--- start ---
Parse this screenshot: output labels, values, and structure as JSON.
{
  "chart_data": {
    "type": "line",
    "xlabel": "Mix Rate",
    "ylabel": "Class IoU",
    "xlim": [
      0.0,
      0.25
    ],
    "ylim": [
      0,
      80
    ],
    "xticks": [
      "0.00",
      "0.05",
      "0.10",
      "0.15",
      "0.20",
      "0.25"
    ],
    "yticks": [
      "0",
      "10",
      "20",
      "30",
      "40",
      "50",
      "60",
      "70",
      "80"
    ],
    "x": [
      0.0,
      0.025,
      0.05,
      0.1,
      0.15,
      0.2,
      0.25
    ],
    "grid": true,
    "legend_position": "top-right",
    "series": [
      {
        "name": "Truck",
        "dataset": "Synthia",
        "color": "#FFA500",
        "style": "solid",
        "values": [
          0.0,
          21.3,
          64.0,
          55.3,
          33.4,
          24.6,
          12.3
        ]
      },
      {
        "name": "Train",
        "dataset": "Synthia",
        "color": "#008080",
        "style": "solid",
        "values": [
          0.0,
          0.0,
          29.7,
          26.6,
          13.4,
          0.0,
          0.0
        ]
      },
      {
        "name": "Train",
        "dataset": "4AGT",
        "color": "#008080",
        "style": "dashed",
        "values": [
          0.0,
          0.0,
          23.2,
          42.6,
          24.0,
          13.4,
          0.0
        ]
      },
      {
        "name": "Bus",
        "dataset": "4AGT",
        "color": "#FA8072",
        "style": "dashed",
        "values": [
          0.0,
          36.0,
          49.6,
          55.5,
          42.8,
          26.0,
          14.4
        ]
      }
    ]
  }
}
--- end ---
Short exercise - Report back each line of the entries that holds the string "color".

The output -
        "color": "#FFA500",
        "color": "#008080",
        "color": "#008080",
        "color": "#FA8072",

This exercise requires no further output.